The records below are to be quoted in full; please keep every word exact.

___ ENTRIES PROVIDED ___

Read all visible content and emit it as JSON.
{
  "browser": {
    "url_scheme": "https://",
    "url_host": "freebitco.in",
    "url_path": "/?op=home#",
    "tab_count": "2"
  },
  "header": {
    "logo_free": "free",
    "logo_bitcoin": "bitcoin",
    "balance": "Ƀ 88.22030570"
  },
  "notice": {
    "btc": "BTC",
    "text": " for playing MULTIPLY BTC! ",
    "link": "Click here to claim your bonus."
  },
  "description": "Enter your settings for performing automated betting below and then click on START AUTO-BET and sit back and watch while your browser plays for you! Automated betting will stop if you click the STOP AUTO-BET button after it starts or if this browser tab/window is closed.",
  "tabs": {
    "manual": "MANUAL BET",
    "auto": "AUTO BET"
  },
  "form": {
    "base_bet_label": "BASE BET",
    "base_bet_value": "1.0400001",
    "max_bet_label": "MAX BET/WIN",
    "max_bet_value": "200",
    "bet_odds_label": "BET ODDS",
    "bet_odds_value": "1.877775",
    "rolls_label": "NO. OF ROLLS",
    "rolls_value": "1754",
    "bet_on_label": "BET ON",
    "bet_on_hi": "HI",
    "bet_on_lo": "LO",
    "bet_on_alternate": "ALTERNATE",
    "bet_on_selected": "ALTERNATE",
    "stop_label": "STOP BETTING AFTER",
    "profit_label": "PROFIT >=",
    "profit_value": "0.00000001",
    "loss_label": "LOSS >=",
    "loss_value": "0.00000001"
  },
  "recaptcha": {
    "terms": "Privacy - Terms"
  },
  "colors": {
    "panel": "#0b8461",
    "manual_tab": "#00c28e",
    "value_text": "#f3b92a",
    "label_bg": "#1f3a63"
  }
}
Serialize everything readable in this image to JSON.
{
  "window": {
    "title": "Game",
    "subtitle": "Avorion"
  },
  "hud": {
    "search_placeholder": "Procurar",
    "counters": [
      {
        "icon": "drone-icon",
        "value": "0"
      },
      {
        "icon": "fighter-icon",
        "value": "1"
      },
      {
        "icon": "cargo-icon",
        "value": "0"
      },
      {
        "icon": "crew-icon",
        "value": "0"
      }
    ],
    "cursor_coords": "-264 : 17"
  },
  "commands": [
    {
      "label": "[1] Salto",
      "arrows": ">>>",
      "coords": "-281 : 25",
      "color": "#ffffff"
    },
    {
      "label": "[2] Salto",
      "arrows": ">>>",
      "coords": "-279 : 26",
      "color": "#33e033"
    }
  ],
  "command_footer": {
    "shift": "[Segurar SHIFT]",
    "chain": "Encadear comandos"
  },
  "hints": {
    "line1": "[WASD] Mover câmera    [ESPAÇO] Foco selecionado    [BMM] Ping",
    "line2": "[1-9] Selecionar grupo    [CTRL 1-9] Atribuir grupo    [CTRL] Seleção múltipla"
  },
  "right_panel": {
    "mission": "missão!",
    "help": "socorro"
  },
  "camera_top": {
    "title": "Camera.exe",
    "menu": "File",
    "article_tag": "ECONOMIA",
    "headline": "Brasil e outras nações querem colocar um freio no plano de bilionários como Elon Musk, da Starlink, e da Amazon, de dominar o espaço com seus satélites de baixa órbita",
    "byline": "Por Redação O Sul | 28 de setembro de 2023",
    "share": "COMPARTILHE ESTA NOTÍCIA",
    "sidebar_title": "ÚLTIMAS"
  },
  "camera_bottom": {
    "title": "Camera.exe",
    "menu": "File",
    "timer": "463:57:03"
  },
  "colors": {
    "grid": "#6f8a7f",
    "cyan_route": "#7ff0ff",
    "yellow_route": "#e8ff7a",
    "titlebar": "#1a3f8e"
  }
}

___

**EXERCISE RESPONSE**
Read all visible content and emit it as JSON.
{
  "browser": {
    "url_scheme": "https://",
    "url_host": "freebitco.in",
    "url_path": "/?op=home#",
    "tab_count": "2"
  },
  "header": {
    "logo_free": "free",
    "logo_bitcoin": "bitcoin",
    "balance": "Ƀ 88.22030570"
  },
  "notice": {
    "btc": "BTC",
    "text": " for playing MULTIPLY BTC! ",
    "link": "Click here to claim your bonus."
  },
  "description": "Enter your settings for performing automated betting below and then click on START AUTO-BET and sit back and watch while your browser plays for you! Automated betting will stop if you click the STOP AUTO-BET button after it starts or if this browser tab/window is closed.",
  "tabs": {
    "manual": "MANUAL BET",
    "auto": "AUTO BET"
  },
  "form": {
    "base_bet_label": "BASE BET",
    "base_bet_value": "1.0400001",
    "max_bet_label": "MAX BET/WIN",
    "max_bet_value": "200",
    "bet_odds_label": "BET ODDS",
    "bet_odds_value": "1.877775",
    "rolls_label": "NO. OF ROLLS",
    "rolls_value": "1754",
    "bet_on_label": "BET ON",
    "bet_on_hi": "HI",
    "bet_on_lo": "LO",
    "bet_on_alternate": "ALTERNATE",
    "bet_on_selected": "ALTERNATE",
    "stop_label": "STOP BETTING AFTER",
    "profit_label": "PROFIT >=",
    "profit_value": "0.00000001",
    "loss_label": "LOSS >=",
    "loss_value": "0.00000001"
  },
  "recaptcha": {
    "terms": "Privacy - Terms"
  },
  "colors": {
    "panel": "#0b8461",
    "manual_tab": "#00c28e",
    "value_text": "#f3b92a",
    "label_bg": "#1f3a63"
  }
}
Serialize everything readable in this image to JSON.
{
  "window": {
    "title": "Game",
    "subtitle": "Avorion"
  },
  "hud": {
    "search_placeholder": "Procurar",
    "counters": [
      {
        "icon": "drone-icon",
        "value": "0"
      },
      {
        "icon": "fighter-icon",
        "value": "1"
      },
      {
        "icon": "cargo-icon",
        "value": "0"
      },
      {
        "icon": "crew-icon",
        "value": "0"
      }
    ],
    "cursor_coords": "-264 : 17"
  },
  "commands": [
    {
      "label": "[1] Salto",
      "arrows": ">>>",
      "coords": "-281 : 25",
      "color": "#ffffff"
    },
    {
      "label": "[2] Salto",
      "arrows": ">>>",
      "coords": "-279 : 26",
      "color": "#33e033"
    }
  ],
  "command_footer": {
    "shift": "[Segurar SHIFT]",
    "chain": "Encadear comandos"
  },
  "hints": {
    "line1": "[WASD] Mover câmera    [ESPAÇO] Foco selecionado    [BMM] Ping",
    "line2": "[1-9] Selecionar grupo    [CTRL 1-9] Atribuir grupo    [CTRL] Seleção múltipla"
  },
  "right_panel": {
    "mission": "missão!",
    "help": "socorro"
  },
  "camera_top": {
    "title": "Camera.exe",
    "menu": "File",
    "article_tag": "ECONOMIA",
    "headline": "Brasil e outras nações querem colocar um freio no plano de bilionários como Elon Musk, da Starlink, e da Amazon, de dominar o espaço com seus satélites de baixa órbita",
    "byline": "Por Redação O Sul | 28 de setembro de 2023",
    "share": "COMPARTILHE ESTA NOTÍCIA",
    "sidebar_title": "ÚLTIMAS"
  },
  "camera_bottom": {
    "title": "Camera.exe",
    "menu": "File",
    "timer": "463:57:03"
  },
  "colors": {
    "grid": "#6f8a7f",
    "cyan_route": "#7ff0ff",
    "yellow_route": "#e8ff7a",
    "titlebar": "#1a3f8e"
  }
}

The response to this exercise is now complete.